- **WHAT YOU ARE ASKED TO DO**
Write out the whole listing again, exactly as given.

"""

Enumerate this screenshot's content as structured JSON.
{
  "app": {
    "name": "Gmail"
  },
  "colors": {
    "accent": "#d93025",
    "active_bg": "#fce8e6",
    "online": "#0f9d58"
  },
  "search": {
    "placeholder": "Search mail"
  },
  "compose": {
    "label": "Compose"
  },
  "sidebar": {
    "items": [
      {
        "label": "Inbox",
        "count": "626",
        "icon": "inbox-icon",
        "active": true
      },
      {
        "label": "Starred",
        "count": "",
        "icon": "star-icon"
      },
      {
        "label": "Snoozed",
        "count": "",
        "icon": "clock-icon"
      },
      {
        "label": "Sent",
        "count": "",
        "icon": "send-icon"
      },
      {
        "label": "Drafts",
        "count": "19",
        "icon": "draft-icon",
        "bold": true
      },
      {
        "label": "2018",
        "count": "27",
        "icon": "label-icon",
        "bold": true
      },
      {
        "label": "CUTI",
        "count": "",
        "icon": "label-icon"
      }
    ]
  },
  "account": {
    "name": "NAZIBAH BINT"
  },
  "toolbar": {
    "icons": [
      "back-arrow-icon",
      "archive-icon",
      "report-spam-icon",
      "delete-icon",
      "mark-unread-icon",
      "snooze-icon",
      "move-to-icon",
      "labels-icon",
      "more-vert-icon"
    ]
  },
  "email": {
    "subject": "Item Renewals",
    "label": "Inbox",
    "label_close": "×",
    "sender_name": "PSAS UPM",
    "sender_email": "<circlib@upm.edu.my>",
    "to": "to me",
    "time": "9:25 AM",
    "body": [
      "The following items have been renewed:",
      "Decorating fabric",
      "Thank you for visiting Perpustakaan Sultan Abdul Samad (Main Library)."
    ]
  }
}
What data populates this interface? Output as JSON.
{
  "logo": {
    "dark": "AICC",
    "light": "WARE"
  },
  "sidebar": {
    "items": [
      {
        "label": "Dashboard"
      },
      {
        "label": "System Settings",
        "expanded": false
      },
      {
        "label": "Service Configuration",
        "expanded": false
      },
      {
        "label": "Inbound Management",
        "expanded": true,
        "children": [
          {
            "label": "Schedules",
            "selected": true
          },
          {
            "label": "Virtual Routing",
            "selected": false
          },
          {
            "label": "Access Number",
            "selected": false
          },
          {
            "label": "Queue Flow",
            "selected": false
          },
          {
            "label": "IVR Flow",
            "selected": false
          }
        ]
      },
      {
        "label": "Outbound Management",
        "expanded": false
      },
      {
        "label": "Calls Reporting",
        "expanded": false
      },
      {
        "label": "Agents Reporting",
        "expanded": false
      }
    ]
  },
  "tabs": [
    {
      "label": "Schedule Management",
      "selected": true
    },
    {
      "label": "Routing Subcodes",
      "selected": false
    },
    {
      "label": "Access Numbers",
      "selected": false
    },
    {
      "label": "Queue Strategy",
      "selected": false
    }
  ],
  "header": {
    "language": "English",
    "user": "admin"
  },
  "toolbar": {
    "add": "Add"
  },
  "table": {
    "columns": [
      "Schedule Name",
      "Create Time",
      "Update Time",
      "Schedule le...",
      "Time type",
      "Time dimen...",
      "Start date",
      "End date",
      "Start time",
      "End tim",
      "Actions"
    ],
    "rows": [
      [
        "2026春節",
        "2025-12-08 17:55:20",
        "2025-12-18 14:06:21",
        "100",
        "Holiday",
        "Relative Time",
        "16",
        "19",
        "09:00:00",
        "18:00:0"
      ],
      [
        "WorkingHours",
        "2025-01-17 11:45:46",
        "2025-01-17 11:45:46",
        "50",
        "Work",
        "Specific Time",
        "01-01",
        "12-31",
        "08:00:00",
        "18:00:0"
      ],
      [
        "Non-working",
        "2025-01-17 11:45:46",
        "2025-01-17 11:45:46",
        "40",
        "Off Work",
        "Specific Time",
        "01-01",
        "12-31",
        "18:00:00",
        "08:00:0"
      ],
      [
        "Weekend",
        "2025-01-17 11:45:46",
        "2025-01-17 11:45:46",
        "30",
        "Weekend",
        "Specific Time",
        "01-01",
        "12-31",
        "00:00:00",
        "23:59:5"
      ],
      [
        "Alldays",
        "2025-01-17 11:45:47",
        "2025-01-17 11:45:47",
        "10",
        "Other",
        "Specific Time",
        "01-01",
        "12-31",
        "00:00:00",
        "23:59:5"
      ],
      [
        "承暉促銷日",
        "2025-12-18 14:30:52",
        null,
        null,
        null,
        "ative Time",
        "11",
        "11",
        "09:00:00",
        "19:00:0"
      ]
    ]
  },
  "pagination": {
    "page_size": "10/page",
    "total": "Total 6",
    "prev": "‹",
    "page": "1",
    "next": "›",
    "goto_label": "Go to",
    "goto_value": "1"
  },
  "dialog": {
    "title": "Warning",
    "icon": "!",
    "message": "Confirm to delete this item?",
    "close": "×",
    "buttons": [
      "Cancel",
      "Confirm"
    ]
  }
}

"""

- **FINISHED EXERCISE**
Enumerate this screenshot's content as structured JSON.
{
  "app": {
    "name": "Gmail"
  },
  "colors": {
    "accent": "#d93025",
    "active_bg": "#fce8e6",
    "online": "#0f9d58"
  },
  "search": {
    "placeholder": "Search mail"
  },
  "compose": {
    "label": "Compose"
  },
  "sidebar": {
    "items": [
      {
        "label": "Inbox",
        "count": "626",
        "icon": "inbox-icon",
        "active": true
      },
      {
        "label": "Starred",
        "count": "",
        "icon": "star-icon"
      },
      {
        "label": "Snoozed",
        "count": "",
        "icon": "clock-icon"
      },
      {
        "label": "Sent",
        "count": "",
        "icon": "send-icon"
      },
      {
        "label": "Drafts",
        "count": "19",
        "icon": "draft-icon",
        "bold": true
      },
      {
        "label": "2018",
        "count": "27",
        "icon": "label-icon",
        "bold": true
      },
      {
        "label": "CUTI",
        "count": "",
        "icon": "label-icon"
      }
    ]
  },
  "account": {
    "name": "NAZIBAH BINT"
  },
  "toolbar": {
    "icons": [
      "back-arrow-icon",
      "archive-icon",
      "report-spam-icon",
      "delete-icon",
      "mark-unread-icon",
      "snooze-icon",
      "move-to-icon",
      "labels-icon",
      "more-vert-icon"
    ]
  },
  "email": {
    "subject": "Item Renewals",
    "label": "Inbox",
    "label_close": "×",
    "sender_name": "PSAS UPM",
    "sender_email": "<circlib@upm.edu.my>",
    "to": "to me",
    "time": "9:25 AM",
    "body": [
      "The following items have been renewed:",
      "Decorating fabric",
      "Thank you for visiting Perpustakaan Sultan Abdul Samad (Main Library)."
    ]
  }
}
What data populates this interface? Output as JSON.
{
  "logo": {
    "dark": "AICC",
    "light": "WARE"
  },
  "sidebar": {
    "items": [
      {
        "label": "Dashboard"
      },
      {
        "label": "System Settings",
        "expanded": false
      },
      {
        "label": "Service Configuration",
        "expanded": false
      },
      {
        "label": "Inbound Management",
        "expanded": true,
        "children": [
          {
            "label": "Schedules",
            "selected": true
          },
          {
            "label": "Virtual Routing",
            "selected": false
          },
          {
            "label": "Access Number",
            "selected": false
          },
          {
            "label": "Queue Flow",
            "selected": false
          },
          {
            "label": "IVR Flow",
            "selected": false
          }
        ]
      },
      {
        "label": "Outbound Management",
        "expanded": false
      },
      {
        "label": "Calls Reporting",
        "expanded": false
      },
      {
        "label": "Agents Reporting",
        "expanded": false
      }
    ]
  },
  "tabs": [
    {
      "label": "Schedule Management",
      "selected": true
    },
    {
      "label": "Routing Subcodes",
      "selected": false
    },
    {
      "label": "Access Numbers",
      "selected": false
    },
    {
      "label": "Queue Strategy",
      "selected": false
    }
  ],
  "header": {
    "language": "English",
    "user": "admin"
  },
  "toolbar": {
    "add": "Add"
  },
  "table": {
    "columns": [
      "Schedule Name",
      "Create Time",
      "Update Time",
      "Schedule le...",
      "Time type",
      "Time dimen...",
      "Start date",
      "End date",
      "Start time",
      "End tim",
      "Actions"
    ],
    "rows": [
      [
        "2026春節",
        "2025-12-08 17:55:20",
        "2025-12-18 14:06:21",
        "100",
        "Holiday",
        "Relative Time",
        "16",
        "19",
        "09:00:00",
        "18:00:0"
      ],
      [
        "WorkingHours",
        "2025-01-17 11:45:46",
        "2025-01-17 11:45:46",
        "50",
        "Work",
        "Specific Time",
        "01-01",
        "12-31",
        "08:00:00",
        "18:00:0"
      ],
      [
        "Non-working",
        "2025-01-17 11:45:46",
        "2025-01-17 11:45:46",
        "40",
        "Off Work",
        "Specific Time",
        "01-01",
        "12-31",
        "18:00:00",
        "08:00:0"
      ],
      [
        "Weekend",
        "2025-01-17 11:45:46",
        "2025-01-17 11:45:46",
        "30",
        "Weekend",
        "Specific Time",
        "01-01",
        "12-31",
        "00:00:00",
        "23:59:5"
      ],
      [
        "Alldays",
        "2025-01-17 11:45:47",
        "2025-01-17 11:45:47",
        "10",
        "Other",
        "Specific Time",
        "01-01",
        "12-31",
        "00:00:00",
        "23:59:5"
      ],
      [
        "承暉促銷日",
        "2025-12-18 14:30:52",
        null,
        null,
        null,
        "ative Time",
        "11",
        "11",
        "09:00:00",
        "19:00:0"
      ]
    ]
  },
  "pagination": {
    "page_size": "10/page",
    "total": "Total 6",
    "prev": "‹",
    "page": "1",
    "next": "›",
    "goto_label": "Go to",
    "goto_value": "1"
  },
  "dialog": {
    "title": "Warning",
    "icon": "!",
    "message": "Confirm to delete this item?",
    "close": "×",
    "buttons": [
      "Cancel",
      "Confirm"
    ]
  }
}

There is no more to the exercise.